● **What you will do**: Write the number of lines holding the word "JSON", and nothing else.

══ Data in this exercise

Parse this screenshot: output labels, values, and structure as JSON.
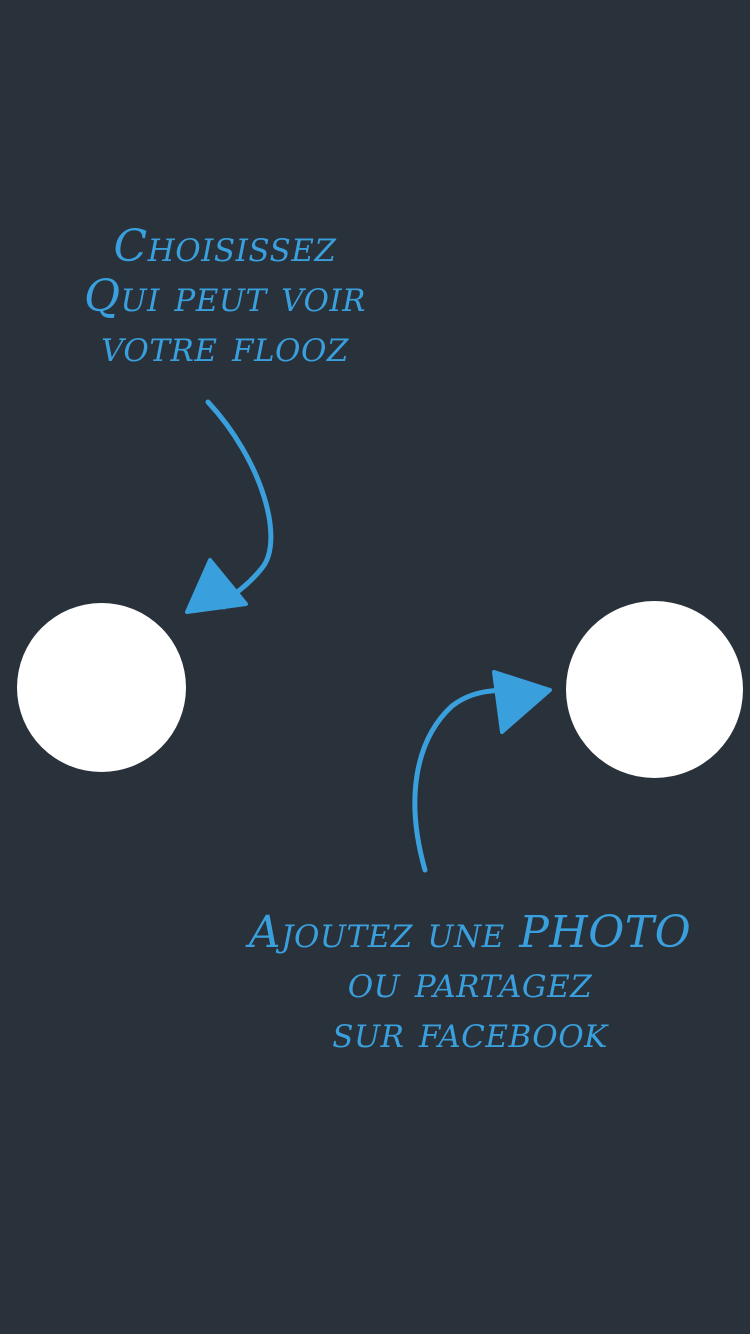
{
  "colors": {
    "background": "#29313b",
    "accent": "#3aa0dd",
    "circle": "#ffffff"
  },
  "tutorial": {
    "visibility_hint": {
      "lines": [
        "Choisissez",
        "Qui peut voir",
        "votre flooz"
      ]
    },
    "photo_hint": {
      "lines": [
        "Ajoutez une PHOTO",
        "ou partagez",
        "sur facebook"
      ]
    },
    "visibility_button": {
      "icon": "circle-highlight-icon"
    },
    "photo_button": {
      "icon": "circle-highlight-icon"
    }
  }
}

════
══ Data in this exercise

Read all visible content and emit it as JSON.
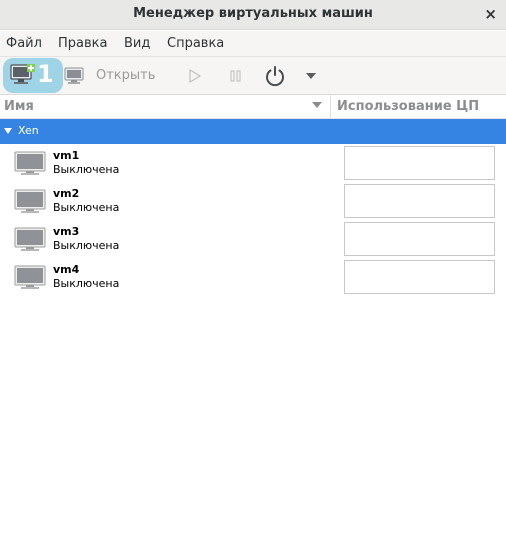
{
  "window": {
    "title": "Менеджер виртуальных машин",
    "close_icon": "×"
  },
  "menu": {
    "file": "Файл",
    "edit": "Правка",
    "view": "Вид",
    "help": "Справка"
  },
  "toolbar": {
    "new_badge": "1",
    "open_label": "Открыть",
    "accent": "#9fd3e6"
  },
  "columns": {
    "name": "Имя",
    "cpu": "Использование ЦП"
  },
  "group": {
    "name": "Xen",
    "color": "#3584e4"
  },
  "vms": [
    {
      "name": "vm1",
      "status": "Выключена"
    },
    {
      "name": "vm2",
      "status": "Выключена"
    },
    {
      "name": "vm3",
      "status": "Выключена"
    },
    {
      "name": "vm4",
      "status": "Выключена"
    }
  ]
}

════

● **Problem solution**: 2